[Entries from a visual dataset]
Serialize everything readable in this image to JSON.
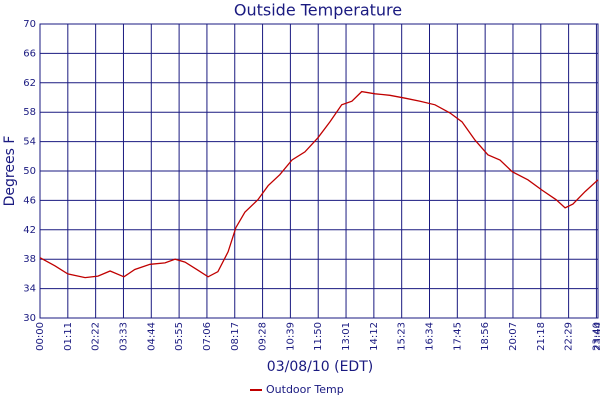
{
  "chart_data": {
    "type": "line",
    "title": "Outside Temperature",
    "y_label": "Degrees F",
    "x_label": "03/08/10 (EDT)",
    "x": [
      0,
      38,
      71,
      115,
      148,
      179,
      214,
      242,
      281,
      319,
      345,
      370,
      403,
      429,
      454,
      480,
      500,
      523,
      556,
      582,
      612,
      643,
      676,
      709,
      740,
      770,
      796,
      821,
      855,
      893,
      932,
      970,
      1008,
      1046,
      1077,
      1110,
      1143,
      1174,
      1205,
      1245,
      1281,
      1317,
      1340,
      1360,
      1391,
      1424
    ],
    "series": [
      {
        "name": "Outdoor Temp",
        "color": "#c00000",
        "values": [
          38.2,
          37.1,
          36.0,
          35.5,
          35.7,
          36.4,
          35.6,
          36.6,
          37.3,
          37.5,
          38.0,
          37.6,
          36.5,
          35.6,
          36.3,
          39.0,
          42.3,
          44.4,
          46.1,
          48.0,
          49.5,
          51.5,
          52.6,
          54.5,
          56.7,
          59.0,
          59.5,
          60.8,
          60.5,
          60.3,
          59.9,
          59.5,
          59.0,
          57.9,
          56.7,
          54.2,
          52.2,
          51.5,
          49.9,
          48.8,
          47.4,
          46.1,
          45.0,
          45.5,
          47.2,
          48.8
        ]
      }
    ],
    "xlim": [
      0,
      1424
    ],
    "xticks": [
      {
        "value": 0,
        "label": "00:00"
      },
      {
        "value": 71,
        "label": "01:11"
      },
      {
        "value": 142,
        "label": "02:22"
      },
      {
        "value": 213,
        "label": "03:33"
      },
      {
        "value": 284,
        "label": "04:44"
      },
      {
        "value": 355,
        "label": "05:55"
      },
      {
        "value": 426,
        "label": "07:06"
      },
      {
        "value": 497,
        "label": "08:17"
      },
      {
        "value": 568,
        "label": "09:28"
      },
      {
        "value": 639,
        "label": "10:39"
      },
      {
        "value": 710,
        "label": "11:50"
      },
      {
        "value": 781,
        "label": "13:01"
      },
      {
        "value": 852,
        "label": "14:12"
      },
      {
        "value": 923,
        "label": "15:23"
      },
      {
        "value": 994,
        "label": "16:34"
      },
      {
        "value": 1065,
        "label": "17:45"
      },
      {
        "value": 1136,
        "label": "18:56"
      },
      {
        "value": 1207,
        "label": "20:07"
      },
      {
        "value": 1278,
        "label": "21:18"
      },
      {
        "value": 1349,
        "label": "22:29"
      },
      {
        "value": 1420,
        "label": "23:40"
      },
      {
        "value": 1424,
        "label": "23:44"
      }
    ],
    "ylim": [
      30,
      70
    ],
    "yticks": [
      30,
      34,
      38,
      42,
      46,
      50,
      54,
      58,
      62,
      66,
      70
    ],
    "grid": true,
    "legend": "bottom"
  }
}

= Work to be completed =
Without including any picture, repeat the data exactly.

= Solution for this task =
Serialize everything readable in this image to JSON.
{
  "chart_data": {
    "type": "line",
    "title": "Outside Temperature",
    "y_label": "Degrees F",
    "x_label": "03/08/10 (EDT)",
    "x": [
      0,
      38,
      71,
      115,
      148,
      179,
      214,
      242,
      281,
      319,
      345,
      370,
      403,
      429,
      454,
      480,
      500,
      523,
      556,
      582,
      612,
      643,
      676,
      709,
      740,
      770,
      796,
      821,
      855,
      893,
      932,
      970,
      1008,
      1046,
      1077,
      1110,
      1143,
      1174,
      1205,
      1245,
      1281,
      1317,
      1340,
      1360,
      1391,
      1424
    ],
    "series": [
      {
        "name": "Outdoor Temp",
        "color": "#c00000",
        "values": [
          38.2,
          37.1,
          36.0,
          35.5,
          35.7,
          36.4,
          35.6,
          36.6,
          37.3,
          37.5,
          38.0,
          37.6,
          36.5,
          35.6,
          36.3,
          39.0,
          42.3,
          44.4,
          46.1,
          48.0,
          49.5,
          51.5,
          52.6,
          54.5,
          56.7,
          59.0,
          59.5,
          60.8,
          60.5,
          60.3,
          59.9,
          59.5,
          59.0,
          57.9,
          56.7,
          54.2,
          52.2,
          51.5,
          49.9,
          48.8,
          47.4,
          46.1,
          45.0,
          45.5,
          47.2,
          48.8
        ]
      }
    ],
    "xlim": [
      0,
      1424
    ],
    "xticks": [
      {
        "value": 0,
        "label": "00:00"
      },
      {
        "value": 71,
        "label": "01:11"
      },
      {
        "value": 142,
        "label": "02:22"
      },
      {
        "value": 213,
        "label": "03:33"
      },
      {
        "value": 284,
        "label": "04:44"
      },
      {
        "value": 355,
        "label": "05:55"
      },
      {
        "value": 426,
        "label": "07:06"
      },
      {
        "value": 497,
        "label": "08:17"
      },
      {
        "value": 568,
        "label": "09:28"
      },
      {
        "value": 639,
        "label": "10:39"
      },
      {
        "value": 710,
        "label": "11:50"
      },
      {
        "value": 781,
        "label": "13:01"
      },
      {
        "value": 852,
        "label": "14:12"
      },
      {
        "value": 923,
        "label": "15:23"
      },
      {
        "value": 994,
        "label": "16:34"
      },
      {
        "value": 1065,
        "label": "17:45"
      },
      {
        "value": 1136,
        "label": "18:56"
      },
      {
        "value": 1207,
        "label": "20:07"
      },
      {
        "value": 1278,
        "label": "21:18"
      },
      {
        "value": 1349,
        "label": "22:29"
      },
      {
        "value": 1420,
        "label": "23:40"
      },
      {
        "value": 1424,
        "label": "23:44"
      }
    ],
    "ylim": [
      30,
      70
    ],
    "yticks": [
      30,
      34,
      38,
      42,
      46,
      50,
      54,
      58,
      62,
      66,
      70
    ],
    "grid": true,
    "legend": "bottom"
  }
}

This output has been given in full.